_What you have to do_: Check each line of the material below, and copy it if it holds the string "выслугу".

#### Stored data ####

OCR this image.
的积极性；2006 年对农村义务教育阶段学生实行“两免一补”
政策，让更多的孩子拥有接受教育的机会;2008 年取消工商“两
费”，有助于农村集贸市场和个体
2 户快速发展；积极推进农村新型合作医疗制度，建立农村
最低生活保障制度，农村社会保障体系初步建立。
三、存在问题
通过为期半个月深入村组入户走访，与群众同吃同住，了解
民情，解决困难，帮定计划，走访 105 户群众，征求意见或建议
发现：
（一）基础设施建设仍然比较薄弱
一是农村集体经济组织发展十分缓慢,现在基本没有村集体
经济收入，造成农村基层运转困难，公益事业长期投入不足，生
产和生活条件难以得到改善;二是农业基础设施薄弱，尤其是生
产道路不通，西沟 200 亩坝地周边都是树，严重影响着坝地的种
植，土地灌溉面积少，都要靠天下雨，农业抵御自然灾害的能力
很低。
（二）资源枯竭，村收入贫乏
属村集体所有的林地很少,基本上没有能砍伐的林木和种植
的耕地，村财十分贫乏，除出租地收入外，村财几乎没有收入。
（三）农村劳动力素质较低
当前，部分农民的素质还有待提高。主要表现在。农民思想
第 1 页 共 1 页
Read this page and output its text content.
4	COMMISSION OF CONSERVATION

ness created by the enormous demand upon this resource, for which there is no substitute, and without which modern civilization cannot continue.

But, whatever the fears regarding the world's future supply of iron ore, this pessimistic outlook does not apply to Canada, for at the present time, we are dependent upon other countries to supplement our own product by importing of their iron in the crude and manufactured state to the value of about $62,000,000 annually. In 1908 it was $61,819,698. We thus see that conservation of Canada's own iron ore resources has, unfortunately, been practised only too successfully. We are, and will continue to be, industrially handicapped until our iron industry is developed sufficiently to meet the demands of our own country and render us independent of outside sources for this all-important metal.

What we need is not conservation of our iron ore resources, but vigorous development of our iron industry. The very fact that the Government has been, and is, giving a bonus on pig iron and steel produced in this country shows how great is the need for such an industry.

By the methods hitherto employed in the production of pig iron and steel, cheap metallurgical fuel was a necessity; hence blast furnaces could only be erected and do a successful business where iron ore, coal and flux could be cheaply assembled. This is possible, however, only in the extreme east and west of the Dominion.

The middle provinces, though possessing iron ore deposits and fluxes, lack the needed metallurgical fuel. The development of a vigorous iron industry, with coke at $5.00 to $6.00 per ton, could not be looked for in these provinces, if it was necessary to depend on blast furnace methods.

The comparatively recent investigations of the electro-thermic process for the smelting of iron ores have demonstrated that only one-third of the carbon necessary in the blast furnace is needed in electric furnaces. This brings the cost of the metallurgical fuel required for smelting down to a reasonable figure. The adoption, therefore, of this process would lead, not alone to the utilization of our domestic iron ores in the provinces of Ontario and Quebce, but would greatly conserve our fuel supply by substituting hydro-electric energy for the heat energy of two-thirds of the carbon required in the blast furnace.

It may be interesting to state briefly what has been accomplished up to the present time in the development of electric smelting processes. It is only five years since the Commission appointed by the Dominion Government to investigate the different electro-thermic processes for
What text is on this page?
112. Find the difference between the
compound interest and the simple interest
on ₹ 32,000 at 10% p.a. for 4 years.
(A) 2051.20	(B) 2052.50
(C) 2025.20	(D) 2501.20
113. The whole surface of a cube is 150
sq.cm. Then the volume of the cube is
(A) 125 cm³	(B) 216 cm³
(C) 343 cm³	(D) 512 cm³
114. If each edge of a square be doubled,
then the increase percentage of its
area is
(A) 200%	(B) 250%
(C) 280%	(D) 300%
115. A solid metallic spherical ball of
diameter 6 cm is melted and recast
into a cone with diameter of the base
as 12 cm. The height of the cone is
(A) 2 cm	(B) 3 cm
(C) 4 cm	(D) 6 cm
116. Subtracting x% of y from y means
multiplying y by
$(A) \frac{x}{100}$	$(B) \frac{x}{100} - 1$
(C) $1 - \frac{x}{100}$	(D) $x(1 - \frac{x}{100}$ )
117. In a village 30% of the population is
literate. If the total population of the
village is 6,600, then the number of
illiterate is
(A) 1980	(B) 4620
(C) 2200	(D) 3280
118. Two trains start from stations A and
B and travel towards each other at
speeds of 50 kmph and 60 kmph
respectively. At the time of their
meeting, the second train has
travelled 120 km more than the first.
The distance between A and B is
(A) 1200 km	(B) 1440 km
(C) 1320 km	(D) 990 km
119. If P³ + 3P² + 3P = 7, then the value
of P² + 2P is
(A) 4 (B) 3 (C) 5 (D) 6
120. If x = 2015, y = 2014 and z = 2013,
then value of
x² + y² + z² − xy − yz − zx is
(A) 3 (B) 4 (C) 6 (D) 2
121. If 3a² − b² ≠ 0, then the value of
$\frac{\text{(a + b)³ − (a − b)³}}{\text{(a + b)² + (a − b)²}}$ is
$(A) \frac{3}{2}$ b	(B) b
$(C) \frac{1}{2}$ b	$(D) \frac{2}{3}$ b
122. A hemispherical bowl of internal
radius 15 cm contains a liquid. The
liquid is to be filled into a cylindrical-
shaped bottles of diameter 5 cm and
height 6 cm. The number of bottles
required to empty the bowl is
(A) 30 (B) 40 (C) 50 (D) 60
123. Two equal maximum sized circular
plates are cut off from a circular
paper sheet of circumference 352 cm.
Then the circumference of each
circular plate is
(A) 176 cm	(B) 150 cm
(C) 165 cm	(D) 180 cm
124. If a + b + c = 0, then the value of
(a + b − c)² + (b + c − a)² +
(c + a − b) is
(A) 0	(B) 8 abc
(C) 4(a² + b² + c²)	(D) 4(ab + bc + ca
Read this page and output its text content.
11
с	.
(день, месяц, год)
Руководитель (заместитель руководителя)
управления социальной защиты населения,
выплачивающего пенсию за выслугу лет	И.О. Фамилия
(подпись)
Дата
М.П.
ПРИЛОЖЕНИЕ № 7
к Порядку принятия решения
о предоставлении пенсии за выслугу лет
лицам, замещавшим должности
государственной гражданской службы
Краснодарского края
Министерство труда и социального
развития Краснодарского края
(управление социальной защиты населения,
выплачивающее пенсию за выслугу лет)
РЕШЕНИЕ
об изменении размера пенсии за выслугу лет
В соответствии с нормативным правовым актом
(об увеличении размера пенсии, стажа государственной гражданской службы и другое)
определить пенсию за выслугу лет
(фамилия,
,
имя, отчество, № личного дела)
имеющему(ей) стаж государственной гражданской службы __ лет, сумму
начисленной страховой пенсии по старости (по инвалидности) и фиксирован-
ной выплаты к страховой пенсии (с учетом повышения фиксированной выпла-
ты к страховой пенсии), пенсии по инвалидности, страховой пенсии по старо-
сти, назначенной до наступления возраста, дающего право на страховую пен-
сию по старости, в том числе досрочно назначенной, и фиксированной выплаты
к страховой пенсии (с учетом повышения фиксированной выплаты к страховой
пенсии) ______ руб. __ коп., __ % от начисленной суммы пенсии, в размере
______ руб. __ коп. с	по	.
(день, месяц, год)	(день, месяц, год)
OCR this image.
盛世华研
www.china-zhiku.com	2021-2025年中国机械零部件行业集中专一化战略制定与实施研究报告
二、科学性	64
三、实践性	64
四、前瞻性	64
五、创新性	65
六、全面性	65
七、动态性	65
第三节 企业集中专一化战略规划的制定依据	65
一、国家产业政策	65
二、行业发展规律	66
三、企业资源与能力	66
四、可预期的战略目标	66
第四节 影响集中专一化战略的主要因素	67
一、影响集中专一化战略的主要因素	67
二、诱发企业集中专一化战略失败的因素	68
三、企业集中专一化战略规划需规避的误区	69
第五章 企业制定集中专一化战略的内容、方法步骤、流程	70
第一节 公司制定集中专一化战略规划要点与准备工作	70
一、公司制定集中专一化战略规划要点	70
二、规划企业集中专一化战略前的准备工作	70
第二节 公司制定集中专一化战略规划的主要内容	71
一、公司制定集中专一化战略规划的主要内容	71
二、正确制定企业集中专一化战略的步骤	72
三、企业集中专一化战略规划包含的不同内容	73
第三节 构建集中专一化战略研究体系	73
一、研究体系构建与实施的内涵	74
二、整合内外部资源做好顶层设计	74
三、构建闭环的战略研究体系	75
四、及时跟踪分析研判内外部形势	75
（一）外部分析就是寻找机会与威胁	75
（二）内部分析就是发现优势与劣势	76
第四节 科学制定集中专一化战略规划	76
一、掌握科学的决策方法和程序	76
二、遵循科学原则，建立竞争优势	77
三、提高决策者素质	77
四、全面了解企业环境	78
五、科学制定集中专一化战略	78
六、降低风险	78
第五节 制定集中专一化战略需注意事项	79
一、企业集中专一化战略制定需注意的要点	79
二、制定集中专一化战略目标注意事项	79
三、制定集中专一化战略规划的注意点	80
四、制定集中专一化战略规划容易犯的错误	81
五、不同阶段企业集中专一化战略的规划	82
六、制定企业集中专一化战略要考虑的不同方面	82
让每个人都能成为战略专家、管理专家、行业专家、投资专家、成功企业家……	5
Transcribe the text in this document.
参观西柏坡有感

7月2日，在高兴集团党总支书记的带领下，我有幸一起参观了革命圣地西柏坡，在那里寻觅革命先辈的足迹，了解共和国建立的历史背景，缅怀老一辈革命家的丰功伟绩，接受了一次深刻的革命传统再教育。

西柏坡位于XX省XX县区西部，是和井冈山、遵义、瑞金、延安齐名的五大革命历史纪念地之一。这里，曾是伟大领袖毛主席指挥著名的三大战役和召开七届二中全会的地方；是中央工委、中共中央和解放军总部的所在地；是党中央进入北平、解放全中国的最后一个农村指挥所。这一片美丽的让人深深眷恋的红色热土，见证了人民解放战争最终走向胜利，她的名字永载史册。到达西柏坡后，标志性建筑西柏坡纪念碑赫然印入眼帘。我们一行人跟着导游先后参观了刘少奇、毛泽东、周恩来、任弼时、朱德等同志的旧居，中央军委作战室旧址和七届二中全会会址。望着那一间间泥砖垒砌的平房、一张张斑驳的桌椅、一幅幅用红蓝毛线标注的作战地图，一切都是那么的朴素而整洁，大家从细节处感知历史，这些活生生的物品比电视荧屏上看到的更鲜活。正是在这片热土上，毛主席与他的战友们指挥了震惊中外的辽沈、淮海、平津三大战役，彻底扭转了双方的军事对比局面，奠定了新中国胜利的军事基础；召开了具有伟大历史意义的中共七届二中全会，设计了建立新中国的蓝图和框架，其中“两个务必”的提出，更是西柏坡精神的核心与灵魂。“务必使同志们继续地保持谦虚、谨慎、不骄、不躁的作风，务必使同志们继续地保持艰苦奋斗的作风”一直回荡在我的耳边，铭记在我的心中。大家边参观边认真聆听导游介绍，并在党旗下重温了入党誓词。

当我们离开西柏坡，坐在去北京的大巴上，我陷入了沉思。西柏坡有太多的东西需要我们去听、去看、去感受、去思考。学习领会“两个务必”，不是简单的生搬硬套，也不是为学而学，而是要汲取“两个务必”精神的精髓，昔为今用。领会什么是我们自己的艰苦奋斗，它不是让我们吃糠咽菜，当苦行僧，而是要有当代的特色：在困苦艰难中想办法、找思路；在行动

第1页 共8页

####

_Exercise answer_:
выплачивающего пенсию за выслугу лет	И.О. Фамилия
о предоставлении пенсии за выслугу лет
выплачивающее пенсию за выслугу лет)
об изменении размера пенсии за выслугу лет
определить пенсию за выслугу лет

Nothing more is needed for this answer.